Rows from a dataset:
++++

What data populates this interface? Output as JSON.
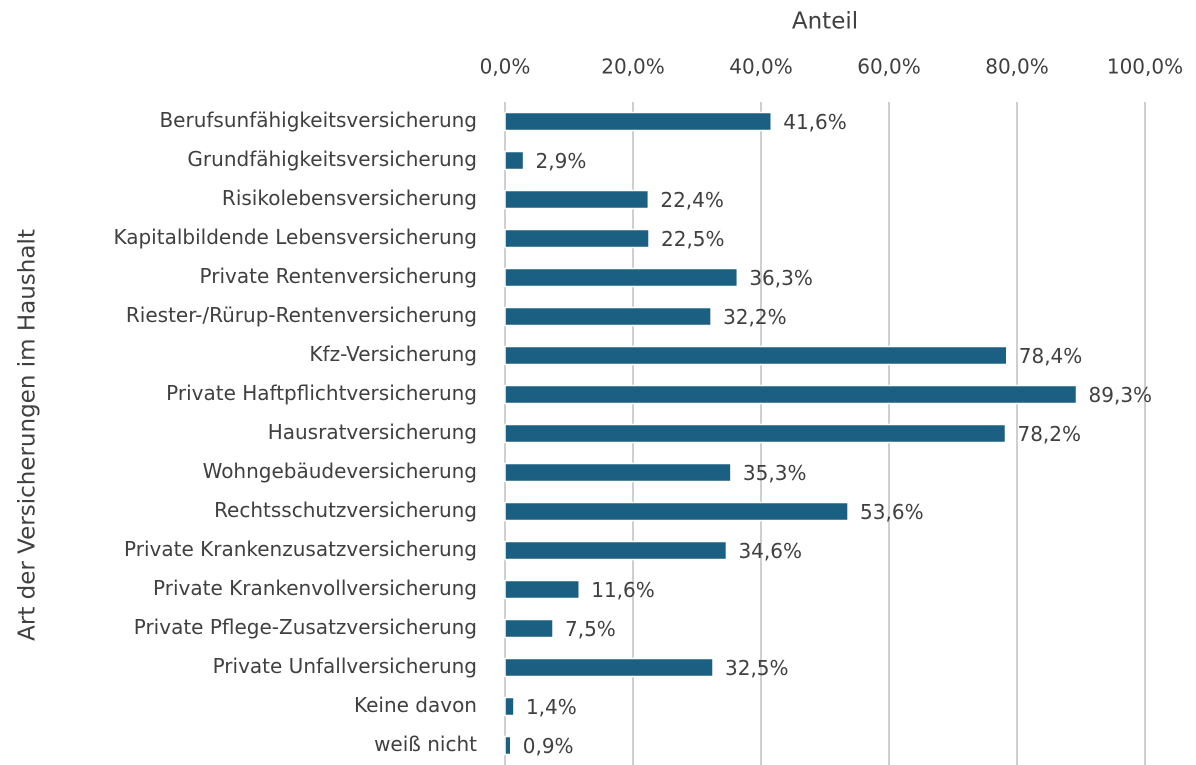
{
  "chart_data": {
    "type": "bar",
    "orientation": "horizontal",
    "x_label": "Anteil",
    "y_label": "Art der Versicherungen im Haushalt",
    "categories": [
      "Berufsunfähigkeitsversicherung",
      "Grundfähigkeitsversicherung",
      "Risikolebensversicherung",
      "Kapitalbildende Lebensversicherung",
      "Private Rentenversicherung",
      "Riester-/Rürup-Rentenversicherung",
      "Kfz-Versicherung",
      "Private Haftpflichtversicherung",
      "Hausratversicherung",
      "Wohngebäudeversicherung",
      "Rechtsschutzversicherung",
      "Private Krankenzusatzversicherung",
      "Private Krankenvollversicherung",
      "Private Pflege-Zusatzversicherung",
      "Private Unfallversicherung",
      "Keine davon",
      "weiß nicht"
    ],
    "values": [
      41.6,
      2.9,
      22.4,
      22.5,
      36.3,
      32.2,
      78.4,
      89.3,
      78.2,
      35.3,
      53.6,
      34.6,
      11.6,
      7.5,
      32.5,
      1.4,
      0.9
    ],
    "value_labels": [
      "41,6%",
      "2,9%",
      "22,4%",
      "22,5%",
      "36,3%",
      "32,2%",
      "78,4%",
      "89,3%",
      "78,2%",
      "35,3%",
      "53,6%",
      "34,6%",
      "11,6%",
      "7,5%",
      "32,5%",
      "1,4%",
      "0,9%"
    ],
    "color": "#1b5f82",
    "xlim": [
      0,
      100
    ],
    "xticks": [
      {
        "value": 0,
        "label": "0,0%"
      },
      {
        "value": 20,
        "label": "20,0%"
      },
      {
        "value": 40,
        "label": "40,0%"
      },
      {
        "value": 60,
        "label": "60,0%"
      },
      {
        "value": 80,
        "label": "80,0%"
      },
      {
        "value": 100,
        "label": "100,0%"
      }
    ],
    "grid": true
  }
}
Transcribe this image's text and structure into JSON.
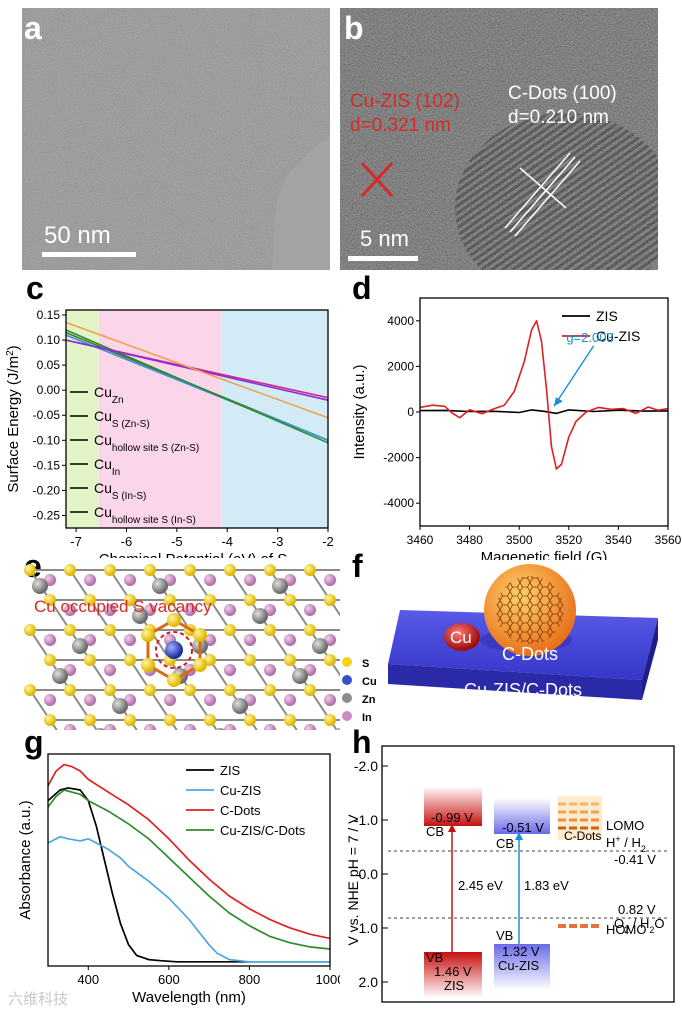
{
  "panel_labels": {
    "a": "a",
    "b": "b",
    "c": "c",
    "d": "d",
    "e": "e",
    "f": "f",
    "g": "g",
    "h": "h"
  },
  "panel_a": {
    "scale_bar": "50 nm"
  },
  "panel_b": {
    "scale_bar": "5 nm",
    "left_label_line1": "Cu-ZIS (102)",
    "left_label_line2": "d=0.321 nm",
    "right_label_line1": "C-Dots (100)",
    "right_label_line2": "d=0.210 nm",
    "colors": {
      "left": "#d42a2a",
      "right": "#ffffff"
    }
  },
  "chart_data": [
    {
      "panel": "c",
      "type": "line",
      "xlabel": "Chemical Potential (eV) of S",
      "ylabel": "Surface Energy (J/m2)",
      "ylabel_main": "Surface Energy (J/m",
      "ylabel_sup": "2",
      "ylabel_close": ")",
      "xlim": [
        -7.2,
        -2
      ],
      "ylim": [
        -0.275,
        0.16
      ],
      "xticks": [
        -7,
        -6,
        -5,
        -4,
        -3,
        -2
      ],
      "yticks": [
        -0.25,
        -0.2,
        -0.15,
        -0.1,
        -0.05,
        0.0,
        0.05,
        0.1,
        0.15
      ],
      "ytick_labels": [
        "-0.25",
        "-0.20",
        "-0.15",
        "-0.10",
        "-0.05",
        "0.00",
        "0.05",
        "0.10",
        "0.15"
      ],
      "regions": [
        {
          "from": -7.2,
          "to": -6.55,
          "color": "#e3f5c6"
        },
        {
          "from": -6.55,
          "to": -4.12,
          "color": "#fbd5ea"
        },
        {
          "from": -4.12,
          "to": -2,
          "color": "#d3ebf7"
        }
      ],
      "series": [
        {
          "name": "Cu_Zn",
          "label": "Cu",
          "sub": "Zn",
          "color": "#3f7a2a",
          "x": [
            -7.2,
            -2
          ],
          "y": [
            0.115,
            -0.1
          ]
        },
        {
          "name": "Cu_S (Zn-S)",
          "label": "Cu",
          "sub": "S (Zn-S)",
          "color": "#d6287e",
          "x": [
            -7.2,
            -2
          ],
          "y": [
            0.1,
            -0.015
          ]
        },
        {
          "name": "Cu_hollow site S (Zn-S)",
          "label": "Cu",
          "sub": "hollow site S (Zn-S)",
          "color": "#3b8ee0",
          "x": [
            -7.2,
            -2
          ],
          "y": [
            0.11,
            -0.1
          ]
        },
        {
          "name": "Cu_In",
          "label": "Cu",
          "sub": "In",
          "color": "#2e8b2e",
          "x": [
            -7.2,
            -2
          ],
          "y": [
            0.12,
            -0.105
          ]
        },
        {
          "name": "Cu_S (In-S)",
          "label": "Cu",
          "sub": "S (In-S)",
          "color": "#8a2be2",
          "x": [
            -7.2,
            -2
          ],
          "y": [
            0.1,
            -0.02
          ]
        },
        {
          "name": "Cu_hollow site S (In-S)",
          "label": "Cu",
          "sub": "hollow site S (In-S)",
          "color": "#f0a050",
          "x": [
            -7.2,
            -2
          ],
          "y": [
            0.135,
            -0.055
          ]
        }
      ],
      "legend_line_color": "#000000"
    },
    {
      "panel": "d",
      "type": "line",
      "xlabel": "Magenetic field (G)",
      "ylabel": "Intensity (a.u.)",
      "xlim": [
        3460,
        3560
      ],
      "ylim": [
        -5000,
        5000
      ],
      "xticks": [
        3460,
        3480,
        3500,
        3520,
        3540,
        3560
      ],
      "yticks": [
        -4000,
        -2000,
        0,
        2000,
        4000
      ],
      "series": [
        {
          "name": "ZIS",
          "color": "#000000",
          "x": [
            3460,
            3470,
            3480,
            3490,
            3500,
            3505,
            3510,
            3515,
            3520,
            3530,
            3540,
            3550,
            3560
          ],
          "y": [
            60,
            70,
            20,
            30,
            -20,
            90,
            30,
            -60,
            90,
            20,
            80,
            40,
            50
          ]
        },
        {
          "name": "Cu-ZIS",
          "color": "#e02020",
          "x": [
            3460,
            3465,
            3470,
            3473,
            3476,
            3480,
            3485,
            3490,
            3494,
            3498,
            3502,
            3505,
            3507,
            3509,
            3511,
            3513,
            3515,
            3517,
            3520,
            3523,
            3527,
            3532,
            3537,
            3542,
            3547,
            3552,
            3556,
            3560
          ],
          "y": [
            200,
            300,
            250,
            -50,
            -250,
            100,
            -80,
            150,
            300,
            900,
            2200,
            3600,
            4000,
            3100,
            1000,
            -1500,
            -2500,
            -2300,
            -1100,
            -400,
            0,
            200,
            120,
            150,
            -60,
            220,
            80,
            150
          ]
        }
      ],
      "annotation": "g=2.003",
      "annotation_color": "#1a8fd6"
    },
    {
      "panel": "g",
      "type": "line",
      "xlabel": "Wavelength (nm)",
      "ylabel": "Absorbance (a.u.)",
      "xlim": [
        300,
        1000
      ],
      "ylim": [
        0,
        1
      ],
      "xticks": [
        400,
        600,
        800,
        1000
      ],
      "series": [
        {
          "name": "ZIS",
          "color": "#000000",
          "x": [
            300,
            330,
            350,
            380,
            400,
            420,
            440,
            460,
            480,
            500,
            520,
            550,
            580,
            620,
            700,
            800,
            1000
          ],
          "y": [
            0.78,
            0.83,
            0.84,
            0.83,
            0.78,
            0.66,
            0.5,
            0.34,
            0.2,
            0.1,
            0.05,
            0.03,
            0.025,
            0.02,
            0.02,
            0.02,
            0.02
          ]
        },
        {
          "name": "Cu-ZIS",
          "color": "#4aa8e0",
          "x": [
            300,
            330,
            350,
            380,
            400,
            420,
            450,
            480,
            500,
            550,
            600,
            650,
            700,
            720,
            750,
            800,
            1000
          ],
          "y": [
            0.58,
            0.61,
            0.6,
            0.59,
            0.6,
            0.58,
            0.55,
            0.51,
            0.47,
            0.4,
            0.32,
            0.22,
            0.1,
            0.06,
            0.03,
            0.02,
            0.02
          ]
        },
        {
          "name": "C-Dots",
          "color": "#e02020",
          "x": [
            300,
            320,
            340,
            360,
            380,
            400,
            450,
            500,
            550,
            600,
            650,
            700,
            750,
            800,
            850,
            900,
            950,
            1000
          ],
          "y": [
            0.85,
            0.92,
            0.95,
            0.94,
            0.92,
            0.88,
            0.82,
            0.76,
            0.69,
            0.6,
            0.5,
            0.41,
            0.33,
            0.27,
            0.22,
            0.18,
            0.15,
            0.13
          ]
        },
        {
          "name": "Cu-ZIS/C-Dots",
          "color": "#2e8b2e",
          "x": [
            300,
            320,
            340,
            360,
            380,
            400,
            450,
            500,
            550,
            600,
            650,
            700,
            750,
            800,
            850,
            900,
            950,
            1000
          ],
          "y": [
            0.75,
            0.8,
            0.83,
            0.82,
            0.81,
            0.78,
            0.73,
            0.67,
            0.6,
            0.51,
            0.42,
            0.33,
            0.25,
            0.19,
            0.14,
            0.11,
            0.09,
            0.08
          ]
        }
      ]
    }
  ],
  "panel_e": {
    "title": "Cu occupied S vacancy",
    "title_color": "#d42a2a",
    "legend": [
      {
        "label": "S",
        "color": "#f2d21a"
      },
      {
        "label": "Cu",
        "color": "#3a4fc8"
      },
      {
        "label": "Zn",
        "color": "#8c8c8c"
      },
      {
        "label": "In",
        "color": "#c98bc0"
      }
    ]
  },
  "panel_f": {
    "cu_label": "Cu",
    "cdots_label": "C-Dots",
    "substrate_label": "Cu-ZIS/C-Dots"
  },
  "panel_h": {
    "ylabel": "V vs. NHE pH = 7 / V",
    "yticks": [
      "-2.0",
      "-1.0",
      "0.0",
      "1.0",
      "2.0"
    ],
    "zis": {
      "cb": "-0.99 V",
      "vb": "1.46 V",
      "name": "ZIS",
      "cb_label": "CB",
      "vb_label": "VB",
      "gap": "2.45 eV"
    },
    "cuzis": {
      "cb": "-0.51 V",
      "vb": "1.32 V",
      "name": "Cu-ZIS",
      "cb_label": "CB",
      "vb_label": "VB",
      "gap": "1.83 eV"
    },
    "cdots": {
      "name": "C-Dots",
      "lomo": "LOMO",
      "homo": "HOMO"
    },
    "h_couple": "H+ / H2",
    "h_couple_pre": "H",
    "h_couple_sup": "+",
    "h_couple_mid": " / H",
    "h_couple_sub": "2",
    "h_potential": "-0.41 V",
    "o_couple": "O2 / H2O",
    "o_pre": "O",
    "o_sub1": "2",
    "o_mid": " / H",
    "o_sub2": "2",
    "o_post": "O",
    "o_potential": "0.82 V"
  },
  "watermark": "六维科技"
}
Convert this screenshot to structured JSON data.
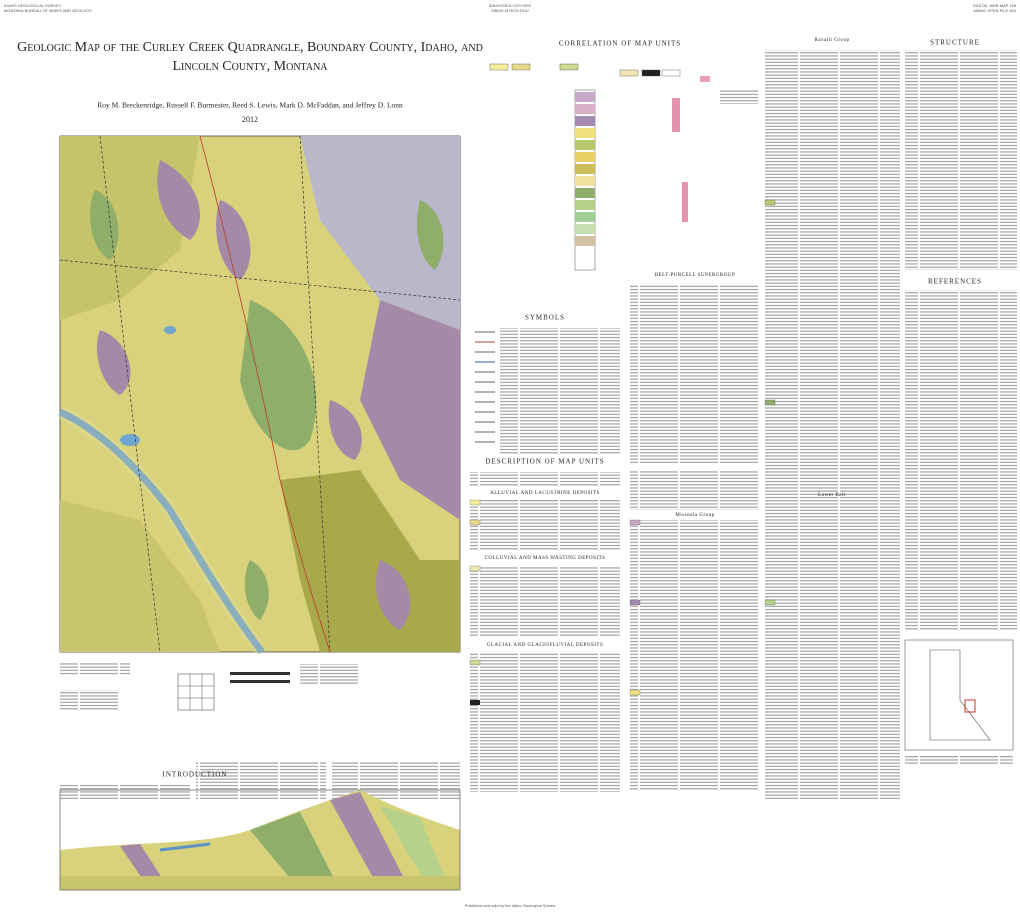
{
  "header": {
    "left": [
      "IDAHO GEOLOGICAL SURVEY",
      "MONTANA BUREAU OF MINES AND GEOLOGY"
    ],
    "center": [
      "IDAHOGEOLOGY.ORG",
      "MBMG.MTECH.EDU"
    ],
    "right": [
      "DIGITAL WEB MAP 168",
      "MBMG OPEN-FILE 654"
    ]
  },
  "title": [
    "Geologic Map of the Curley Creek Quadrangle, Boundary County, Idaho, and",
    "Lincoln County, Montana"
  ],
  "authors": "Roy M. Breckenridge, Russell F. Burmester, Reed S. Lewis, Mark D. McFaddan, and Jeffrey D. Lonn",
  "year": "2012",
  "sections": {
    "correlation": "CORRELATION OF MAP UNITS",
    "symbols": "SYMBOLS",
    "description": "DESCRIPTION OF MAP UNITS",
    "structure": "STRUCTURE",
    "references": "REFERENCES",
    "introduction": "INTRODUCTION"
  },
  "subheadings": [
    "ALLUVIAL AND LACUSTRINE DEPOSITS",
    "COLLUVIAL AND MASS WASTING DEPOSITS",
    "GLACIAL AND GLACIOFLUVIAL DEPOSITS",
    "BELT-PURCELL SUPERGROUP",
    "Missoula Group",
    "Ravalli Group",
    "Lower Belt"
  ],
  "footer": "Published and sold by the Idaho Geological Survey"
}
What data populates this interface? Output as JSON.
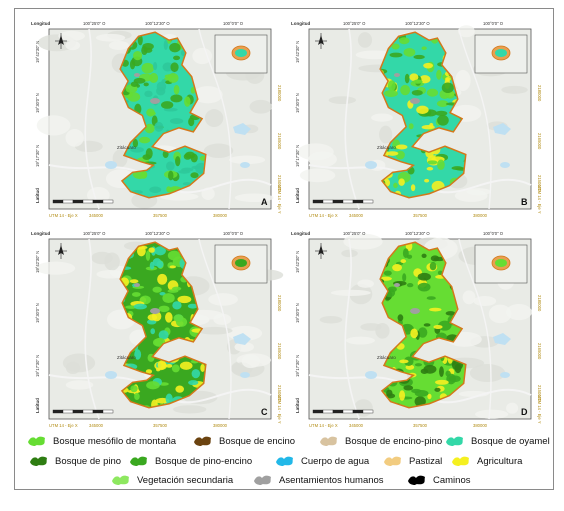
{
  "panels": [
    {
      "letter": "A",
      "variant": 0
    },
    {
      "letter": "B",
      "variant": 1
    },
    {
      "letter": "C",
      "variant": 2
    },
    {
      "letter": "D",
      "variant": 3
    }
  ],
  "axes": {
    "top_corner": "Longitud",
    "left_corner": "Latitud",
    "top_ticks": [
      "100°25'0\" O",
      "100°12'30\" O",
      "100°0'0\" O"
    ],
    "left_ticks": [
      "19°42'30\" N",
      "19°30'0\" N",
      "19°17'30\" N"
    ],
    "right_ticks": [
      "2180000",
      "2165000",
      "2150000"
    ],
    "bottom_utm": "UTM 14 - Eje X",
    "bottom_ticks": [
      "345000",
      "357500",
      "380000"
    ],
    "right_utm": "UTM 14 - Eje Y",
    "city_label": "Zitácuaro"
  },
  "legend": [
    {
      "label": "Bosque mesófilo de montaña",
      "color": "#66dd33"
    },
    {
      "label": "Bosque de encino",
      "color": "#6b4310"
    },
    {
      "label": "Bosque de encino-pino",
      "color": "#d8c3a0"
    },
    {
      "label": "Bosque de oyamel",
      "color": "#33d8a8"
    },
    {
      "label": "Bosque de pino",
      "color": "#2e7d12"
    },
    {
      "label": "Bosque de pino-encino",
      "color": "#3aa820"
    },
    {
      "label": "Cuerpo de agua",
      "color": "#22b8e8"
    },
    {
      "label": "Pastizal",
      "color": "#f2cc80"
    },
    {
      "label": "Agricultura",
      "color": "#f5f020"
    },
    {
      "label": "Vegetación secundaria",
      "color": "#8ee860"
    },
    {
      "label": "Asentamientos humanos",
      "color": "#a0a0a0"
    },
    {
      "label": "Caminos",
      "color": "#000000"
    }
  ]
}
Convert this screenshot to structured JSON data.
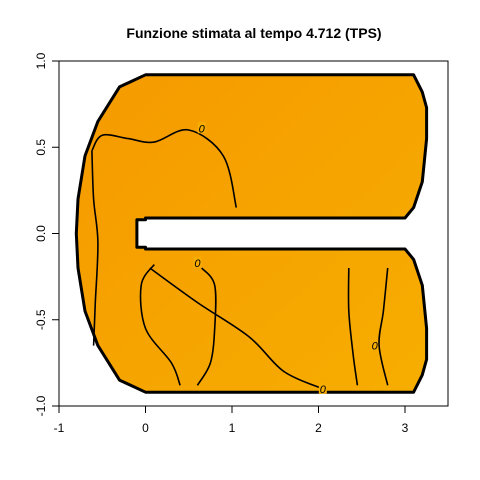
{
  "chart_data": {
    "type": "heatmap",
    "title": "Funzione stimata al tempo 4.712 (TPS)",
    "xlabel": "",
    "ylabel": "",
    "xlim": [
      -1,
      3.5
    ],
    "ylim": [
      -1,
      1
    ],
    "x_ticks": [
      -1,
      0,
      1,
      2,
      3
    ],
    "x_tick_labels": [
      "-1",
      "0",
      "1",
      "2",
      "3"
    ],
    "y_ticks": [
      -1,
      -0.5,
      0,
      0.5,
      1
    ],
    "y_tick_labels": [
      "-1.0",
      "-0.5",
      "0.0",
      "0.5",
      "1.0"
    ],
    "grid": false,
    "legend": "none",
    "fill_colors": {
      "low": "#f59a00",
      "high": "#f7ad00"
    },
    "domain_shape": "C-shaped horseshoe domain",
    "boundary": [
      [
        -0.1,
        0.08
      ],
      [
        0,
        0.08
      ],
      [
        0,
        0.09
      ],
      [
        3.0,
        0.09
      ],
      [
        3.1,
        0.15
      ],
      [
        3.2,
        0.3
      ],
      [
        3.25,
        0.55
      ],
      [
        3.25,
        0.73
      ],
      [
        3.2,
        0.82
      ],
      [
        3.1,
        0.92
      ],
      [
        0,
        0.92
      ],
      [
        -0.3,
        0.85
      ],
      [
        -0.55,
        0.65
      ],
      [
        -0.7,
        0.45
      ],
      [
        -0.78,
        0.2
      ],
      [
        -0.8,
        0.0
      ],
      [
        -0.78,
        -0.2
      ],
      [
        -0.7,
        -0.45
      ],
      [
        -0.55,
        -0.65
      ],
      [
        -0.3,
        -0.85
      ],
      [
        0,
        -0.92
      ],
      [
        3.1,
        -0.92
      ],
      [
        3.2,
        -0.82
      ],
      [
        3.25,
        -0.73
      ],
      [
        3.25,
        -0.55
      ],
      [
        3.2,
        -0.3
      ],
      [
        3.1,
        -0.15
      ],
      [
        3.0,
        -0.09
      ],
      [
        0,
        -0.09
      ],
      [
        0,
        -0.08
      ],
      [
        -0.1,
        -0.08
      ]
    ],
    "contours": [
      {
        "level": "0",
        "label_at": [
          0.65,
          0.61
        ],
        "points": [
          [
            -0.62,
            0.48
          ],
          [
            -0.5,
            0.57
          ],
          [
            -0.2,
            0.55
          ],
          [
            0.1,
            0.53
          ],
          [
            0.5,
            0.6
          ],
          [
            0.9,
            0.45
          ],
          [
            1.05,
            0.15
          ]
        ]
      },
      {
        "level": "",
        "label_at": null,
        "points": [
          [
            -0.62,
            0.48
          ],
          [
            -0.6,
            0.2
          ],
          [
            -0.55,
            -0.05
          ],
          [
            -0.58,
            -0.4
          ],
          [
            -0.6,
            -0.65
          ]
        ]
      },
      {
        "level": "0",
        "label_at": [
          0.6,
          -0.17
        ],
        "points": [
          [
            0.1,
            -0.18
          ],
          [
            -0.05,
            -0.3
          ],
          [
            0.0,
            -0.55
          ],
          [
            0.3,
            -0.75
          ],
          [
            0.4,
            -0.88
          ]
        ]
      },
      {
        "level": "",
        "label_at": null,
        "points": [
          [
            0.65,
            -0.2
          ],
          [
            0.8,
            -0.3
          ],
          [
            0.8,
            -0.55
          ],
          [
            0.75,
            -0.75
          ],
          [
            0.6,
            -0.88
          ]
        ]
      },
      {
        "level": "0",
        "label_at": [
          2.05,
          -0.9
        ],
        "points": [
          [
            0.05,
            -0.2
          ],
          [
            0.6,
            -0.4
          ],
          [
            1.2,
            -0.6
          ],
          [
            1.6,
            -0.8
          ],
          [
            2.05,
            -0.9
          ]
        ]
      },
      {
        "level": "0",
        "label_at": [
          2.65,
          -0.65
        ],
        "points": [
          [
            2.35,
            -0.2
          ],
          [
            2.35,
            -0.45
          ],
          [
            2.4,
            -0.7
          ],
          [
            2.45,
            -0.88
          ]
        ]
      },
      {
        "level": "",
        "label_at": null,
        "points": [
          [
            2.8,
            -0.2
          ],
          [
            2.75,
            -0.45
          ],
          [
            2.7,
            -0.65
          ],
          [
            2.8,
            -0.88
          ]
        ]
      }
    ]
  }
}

++++

Work to do. Return the number of lines that include the word "DEPOSITS", and nothing else.

Response to this exercise. 3